▸ Written problem
In the following material, identify every line holding the string "JSON" and return it.

(Stored entries)

· · ·

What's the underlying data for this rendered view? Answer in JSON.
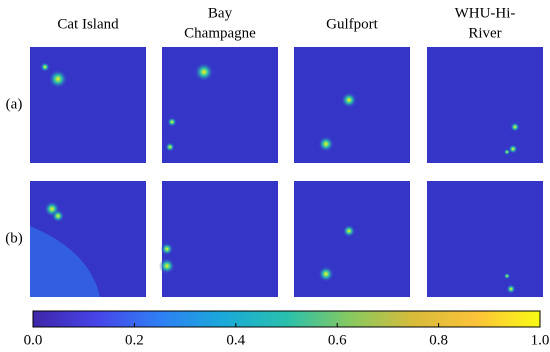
{
  "chart_data": {
    "type": "heatmap",
    "columns": [
      [
        "Cat Island"
      ],
      [
        "Bay",
        "Champagne"
      ],
      [
        "Gulfport"
      ],
      [
        "WHU-Hi-",
        "River"
      ]
    ],
    "rows": [
      "(a)",
      "(b)"
    ],
    "clim": [
      0,
      1
    ],
    "cticks": [
      {
        "value": 0,
        "label": "0.0"
      },
      0.2,
      0.4,
      0.6,
      {
        "value": 0.8,
        "label": "0.8"
      },
      {
        "value": 1,
        "label": "1.0"
      }
    ],
    "colormap": [
      "#3e26a8",
      "#4744e8",
      "#2f7ff5",
      "#1aa9d9",
      "#29c0ad",
      "#87c960",
      "#d7bb3a",
      "#fcc339",
      "#f9fb15"
    ]
  }
}
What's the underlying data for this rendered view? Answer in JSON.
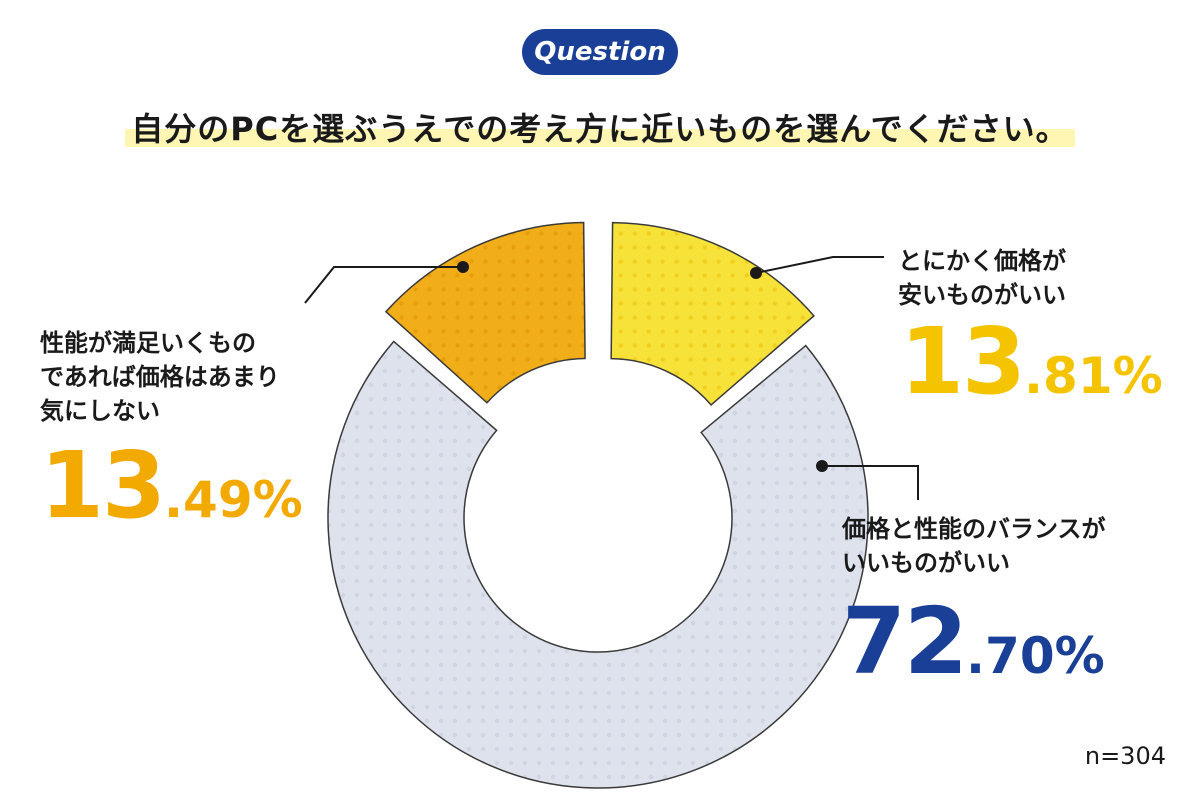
{
  "badge": "Question",
  "question": "自分のPCを選ぶうえでの考え方に近いものを選んでください。",
  "sample_size": "n=304",
  "colors": {
    "cheap": "#f7e23a",
    "satisfied": "#f2ae18",
    "balance": "#dde2ec",
    "blue": "#1a3f96"
  },
  "chart_data": {
    "type": "pie",
    "donut": true,
    "title": "自分のPCを選ぶうえでの考え方に近いものを選んでください。",
    "n": 304,
    "slices": [
      {
        "label_lines": [
          "とにかく価格が",
          "安いものがいい"
        ],
        "value": 13.81,
        "pct_int": "13",
        "pct_frac": ".81%"
      },
      {
        "label_lines": [
          "価格と性能のバランスが",
          "いいものがいい"
        ],
        "value": 72.7,
        "pct_int": "72",
        "pct_frac": ".70%"
      },
      {
        "label_lines": [
          "性能が満足いくもの",
          "であれば価格はあまり",
          "気にしない"
        ],
        "value": 13.49,
        "pct_int": "13",
        "pct_frac": ".49%"
      }
    ]
  }
}
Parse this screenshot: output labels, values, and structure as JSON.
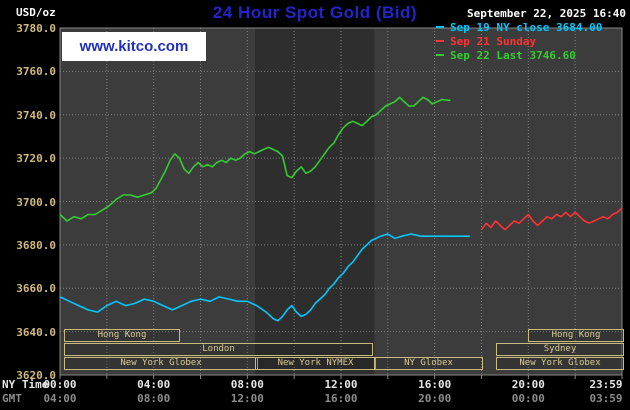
{
  "header": {
    "units_label": "USD/oz",
    "title": "24 Hour Spot Gold (Bid)",
    "datetime": "September 22, 2025 16:40",
    "watermark": "www.kitco.com",
    "legend": [
      {
        "label": "Sep 19 NY close 3684.00",
        "color": "#00c8ff"
      },
      {
        "label": "Sep 21 Sunday",
        "color": "#ff3232"
      },
      {
        "label": "Sep 22 Last 3746.60",
        "color": "#32cc32"
      }
    ]
  },
  "axes": {
    "ny_label": "NY Time",
    "gmt_label": "GMT",
    "ny_ticks": [
      {
        "t": 0,
        "label": "00:00"
      },
      {
        "t": 4,
        "label": "04:00"
      },
      {
        "t": 8,
        "label": "08:00"
      },
      {
        "t": 12,
        "label": "12:00"
      },
      {
        "t": 16,
        "label": "16:00"
      },
      {
        "t": 20,
        "label": "20:00"
      },
      {
        "t": 24,
        "label": "23:59"
      }
    ],
    "gmt_ticks": [
      {
        "t": 0,
        "label": "04:00"
      },
      {
        "t": 4,
        "label": "08:00"
      },
      {
        "t": 8,
        "label": "12:00"
      },
      {
        "t": 12,
        "label": "16:00"
      },
      {
        "t": 16,
        "label": "20:00"
      },
      {
        "t": 20,
        "label": "00:00"
      },
      {
        "t": 24,
        "label": "03:59"
      }
    ]
  },
  "chart_data": {
    "type": "line",
    "title": "24 Hour Spot Gold (Bid)",
    "ylabel": "USD/oz",
    "x_unit": "hours NY time",
    "xlim": [
      0,
      24
    ],
    "ylim": [
      3620,
      3780
    ],
    "yticks": [
      3780,
      3760,
      3740,
      3720,
      3700,
      3680,
      3660,
      3640,
      3620
    ],
    "ygrid": [
      3760,
      3740,
      3720,
      3700,
      3680,
      3660,
      3640
    ],
    "xgrid": [
      2,
      4,
      6,
      8,
      10,
      12,
      14,
      16,
      18,
      20,
      22
    ],
    "plot_bg": "#3c3c3c",
    "shade": {
      "t0": 8.33,
      "t1": 13.42,
      "color": "#2e2e2e"
    },
    "grid_color": "#7d7d7d",
    "border_color": "#888888",
    "series": [
      {
        "id": "sep19",
        "name": "Sep 19 NY close 3684.00",
        "color": "#00c8ff",
        "points": [
          [
            0,
            3656
          ],
          [
            0.4,
            3654
          ],
          [
            0.8,
            3652
          ],
          [
            1.2,
            3650
          ],
          [
            1.6,
            3649
          ],
          [
            2.0,
            3652
          ],
          [
            2.4,
            3654
          ],
          [
            2.8,
            3652
          ],
          [
            3.2,
            3653
          ],
          [
            3.6,
            3655
          ],
          [
            4.0,
            3654
          ],
          [
            4.4,
            3652
          ],
          [
            4.8,
            3650
          ],
          [
            5.2,
            3652
          ],
          [
            5.6,
            3654
          ],
          [
            6.0,
            3655
          ],
          [
            6.4,
            3654
          ],
          [
            6.8,
            3656
          ],
          [
            7.2,
            3655
          ],
          [
            7.6,
            3654
          ],
          [
            8.0,
            3654
          ],
          [
            8.4,
            3652
          ],
          [
            8.8,
            3649
          ],
          [
            9.1,
            3646
          ],
          [
            9.3,
            3645
          ],
          [
            9.5,
            3647
          ],
          [
            9.7,
            3650
          ],
          [
            9.9,
            3652
          ],
          [
            10.1,
            3649
          ],
          [
            10.3,
            3647
          ],
          [
            10.5,
            3648
          ],
          [
            10.7,
            3650
          ],
          [
            10.9,
            3653
          ],
          [
            11.1,
            3655
          ],
          [
            11.3,
            3657
          ],
          [
            11.5,
            3660
          ],
          [
            11.7,
            3662
          ],
          [
            11.9,
            3665
          ],
          [
            12.1,
            3667
          ],
          [
            12.3,
            3670
          ],
          [
            12.5,
            3672
          ],
          [
            12.7,
            3675
          ],
          [
            12.9,
            3678
          ],
          [
            13.1,
            3680
          ],
          [
            13.3,
            3682
          ],
          [
            13.5,
            3683
          ],
          [
            13.7,
            3684
          ],
          [
            14.0,
            3685
          ],
          [
            14.3,
            3683
          ],
          [
            14.6,
            3684
          ],
          [
            15.0,
            3685
          ],
          [
            15.4,
            3684
          ],
          [
            15.8,
            3684
          ],
          [
            16.2,
            3684
          ],
          [
            16.6,
            3684
          ],
          [
            17.0,
            3684
          ],
          [
            17.5,
            3684
          ]
        ]
      },
      {
        "id": "sep21",
        "name": "Sep 21 Sunday",
        "color": "#ff3232",
        "points": [
          [
            18.0,
            3687
          ],
          [
            18.2,
            3690
          ],
          [
            18.4,
            3688
          ],
          [
            18.6,
            3691
          ],
          [
            18.8,
            3689
          ],
          [
            19.0,
            3687
          ],
          [
            19.2,
            3689
          ],
          [
            19.4,
            3691
          ],
          [
            19.6,
            3690
          ],
          [
            19.8,
            3692
          ],
          [
            20.0,
            3694
          ],
          [
            20.2,
            3691
          ],
          [
            20.4,
            3689
          ],
          [
            20.6,
            3691
          ],
          [
            20.8,
            3693
          ],
          [
            21.0,
            3692
          ],
          [
            21.2,
            3694
          ],
          [
            21.4,
            3693
          ],
          [
            21.6,
            3695
          ],
          [
            21.8,
            3693
          ],
          [
            22.0,
            3695
          ],
          [
            22.2,
            3693
          ],
          [
            22.4,
            3691
          ],
          [
            22.6,
            3690
          ],
          [
            22.8,
            3691
          ],
          [
            23.0,
            3692
          ],
          [
            23.2,
            3693
          ],
          [
            23.4,
            3692
          ],
          [
            23.6,
            3694
          ],
          [
            23.8,
            3695
          ],
          [
            24.0,
            3697
          ]
        ]
      },
      {
        "id": "sep22",
        "name": "Sep 22 Last 3746.60",
        "color": "#32cc32",
        "points": [
          [
            0,
            3694
          ],
          [
            0.3,
            3691
          ],
          [
            0.6,
            3693
          ],
          [
            0.9,
            3692
          ],
          [
            1.2,
            3694
          ],
          [
            1.5,
            3694
          ],
          [
            1.8,
            3696
          ],
          [
            2.1,
            3698
          ],
          [
            2.4,
            3701
          ],
          [
            2.7,
            3703
          ],
          [
            3.0,
            3703
          ],
          [
            3.3,
            3702
          ],
          [
            3.6,
            3703
          ],
          [
            3.9,
            3704
          ],
          [
            4.1,
            3706
          ],
          [
            4.3,
            3710
          ],
          [
            4.5,
            3714
          ],
          [
            4.7,
            3719
          ],
          [
            4.9,
            3722
          ],
          [
            5.1,
            3720
          ],
          [
            5.3,
            3715
          ],
          [
            5.5,
            3713
          ],
          [
            5.7,
            3716
          ],
          [
            5.9,
            3718
          ],
          [
            6.1,
            3716
          ],
          [
            6.3,
            3717
          ],
          [
            6.5,
            3716
          ],
          [
            6.7,
            3718
          ],
          [
            6.9,
            3719
          ],
          [
            7.1,
            3718
          ],
          [
            7.3,
            3720
          ],
          [
            7.5,
            3719
          ],
          [
            7.7,
            3720
          ],
          [
            7.9,
            3722
          ],
          [
            8.1,
            3723
          ],
          [
            8.3,
            3722
          ],
          [
            8.5,
            3723
          ],
          [
            8.7,
            3724
          ],
          [
            8.9,
            3725
          ],
          [
            9.1,
            3724
          ],
          [
            9.3,
            3723
          ],
          [
            9.5,
            3721
          ],
          [
            9.7,
            3712
          ],
          [
            9.9,
            3711
          ],
          [
            10.1,
            3714
          ],
          [
            10.3,
            3716
          ],
          [
            10.5,
            3713
          ],
          [
            10.7,
            3714
          ],
          [
            10.9,
            3716
          ],
          [
            11.1,
            3719
          ],
          [
            11.3,
            3722
          ],
          [
            11.5,
            3725
          ],
          [
            11.7,
            3727
          ],
          [
            11.9,
            3731
          ],
          [
            12.1,
            3734
          ],
          [
            12.3,
            3736
          ],
          [
            12.5,
            3737
          ],
          [
            12.7,
            3736
          ],
          [
            12.9,
            3735
          ],
          [
            13.1,
            3737
          ],
          [
            13.3,
            3739
          ],
          [
            13.5,
            3740
          ],
          [
            13.7,
            3742
          ],
          [
            13.9,
            3744
          ],
          [
            14.1,
            3745
          ],
          [
            14.3,
            3746
          ],
          [
            14.5,
            3748
          ],
          [
            14.7,
            3746
          ],
          [
            14.9,
            3744
          ],
          [
            15.1,
            3744
          ],
          [
            15.3,
            3746
          ],
          [
            15.5,
            3748
          ],
          [
            15.7,
            3747
          ],
          [
            15.9,
            3745
          ],
          [
            16.1,
            3746
          ],
          [
            16.3,
            3747
          ],
          [
            16.67,
            3746.6
          ]
        ]
      }
    ],
    "sessions": [
      {
        "label": "Hong Kong",
        "row": 0,
        "t0": 0.15,
        "t1": 5.0
      },
      {
        "label": "Hong Kong",
        "row": 0,
        "t0": 20.0,
        "t1": 24.0
      },
      {
        "label": "London",
        "row": 1,
        "t0": 0.15,
        "t1": 13.25
      },
      {
        "label": "Sydney",
        "row": 1,
        "t0": 18.6,
        "t1": 24.0
      },
      {
        "label": "New York Globex",
        "row": 2,
        "t0": 0.15,
        "t1": 8.33
      },
      {
        "label": "New York NYMEX",
        "row": 2,
        "t0": 8.33,
        "t1": 13.42
      },
      {
        "label": "NY Globex",
        "row": 2,
        "t0": 13.42,
        "t1": 18.0
      },
      {
        "label": "New York Globex",
        "row": 2,
        "t0": 18.6,
        "t1": 24.0
      }
    ]
  }
}
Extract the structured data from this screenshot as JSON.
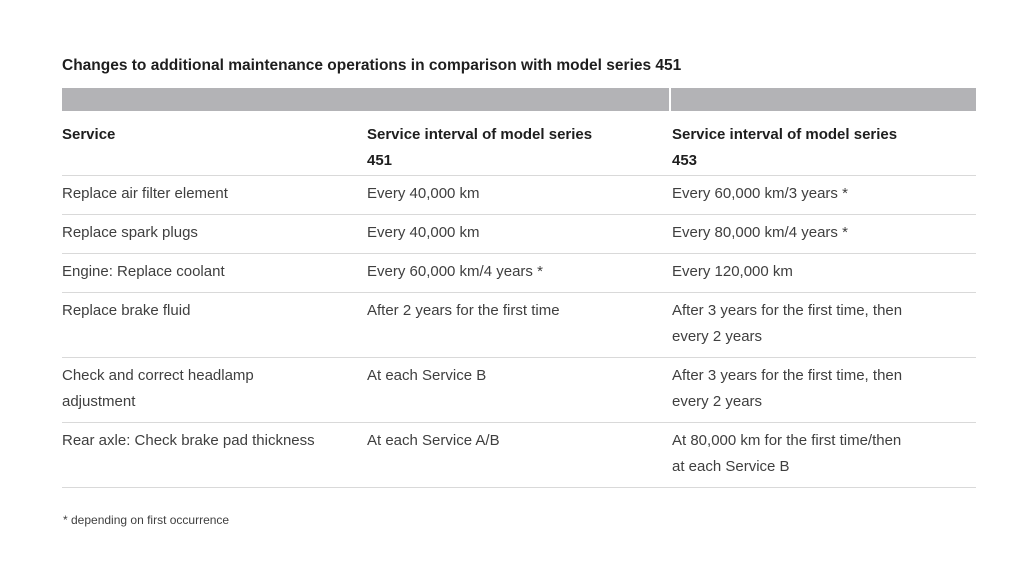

· · ·

▸ Exercise output
What's the underlying data for this rendered view? Answer in JSON.
What's the underlying data for this rendered view? Answer in JSON.
Parse this screenshot: output labels, values, and structure as JSON.
Extract the structured data from this screenshot as JSON.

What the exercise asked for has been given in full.